• [Short problem]:
In the listing below, locate the lines that hold the string "开拓进取". Copy those lines.

• [Source data]:
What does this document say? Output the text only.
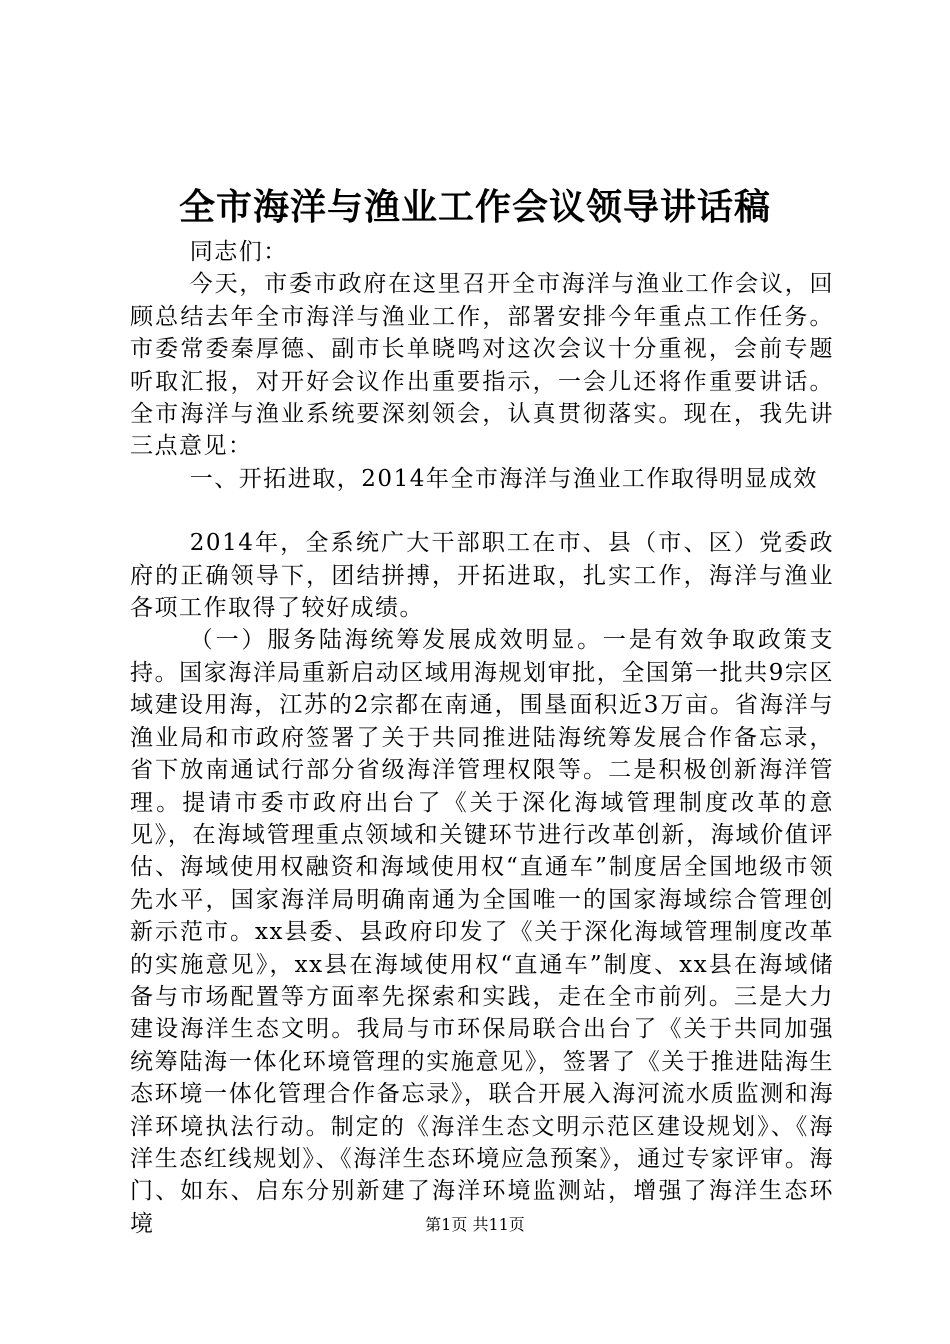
全市海洋与渔业工作会议领导讲话稿

同志们：

今天，市委市政府在这里召开全市海洋与渔业工作会议，回顾总结去年全市海洋与渔业工作，部署安排今年重点工作任务。市委常委秦厚德、副市长单晓鸣对这次会议十分重视，会前专题听取汇报，对开好会议作出重要指示，一会儿还将作重要讲话。全市海洋与渔业系统要深刻领会，认真贯彻落实。现在，我先讲三点意见：

一、开拓进取，2014年全市海洋与渔业工作取得明显成效

2014年，全系统广大干部职工在市、县（市、区）党委政府的正确领导下，团结拼搏，开拓进取，扎实工作，海洋与渔业各项工作取得了较好成绩。

（一）服务陆海统筹发展成效明显。一是有效争取政策支持。国家海洋局重新启动区域用海规划审批，全国第一批共9宗区域建设用海，江苏的2宗都在南通，围垦面积近3万亩。省海洋与渔业局和市政府签署了关于共同推进陆海统筹发展合作备忘录，省下放南通试行部分省级海洋管理权限等。二是积极创新海洋管理。提请市委市政府出台了《关于深化海域管理制度改革的意见》，在海域管理重点领域和关键环节进行改革创新，海域价值评估、海域使用权融资和海域使用权“直通车”制度居全国地级市领先水平，国家海洋局明确南通为全国唯一的国家海域综合管理创新示范市。xx县委、县政府印发了《关于深化海域管理制度改革的实施意见》，xx县在海域使用权“直通车”制度、xx县在海域储备与市场配置等方面率先探索和实践，走在全市前列。三是大力建设海洋生态文明。我局与市环保局联合出台了《关于共同加强统筹陆海一体化环境管理的实施意见》，签署了《关于推进陆海生态环境一体化管理合作备忘录》，联合开展入海河流水质监测和海洋环境执法行动。制定的《海洋生态文明示范区建设规划》、《海洋生态红线规划》、《海洋生态环境应急预案》，通过专家评审。海门、如东、启东分别新建了海洋环境监测站，增强了海洋生态环境	第1页 共11页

• [Task answer]:
一、开拓进取，2014年全市海洋与渔业工作取得明显成效
2014年，全系统广大干部职工在市、县（市、区）党委政府的正确领导下，团结拼搏，开拓进取，扎实工作，海洋与渔业各项工作取得了较好成绩。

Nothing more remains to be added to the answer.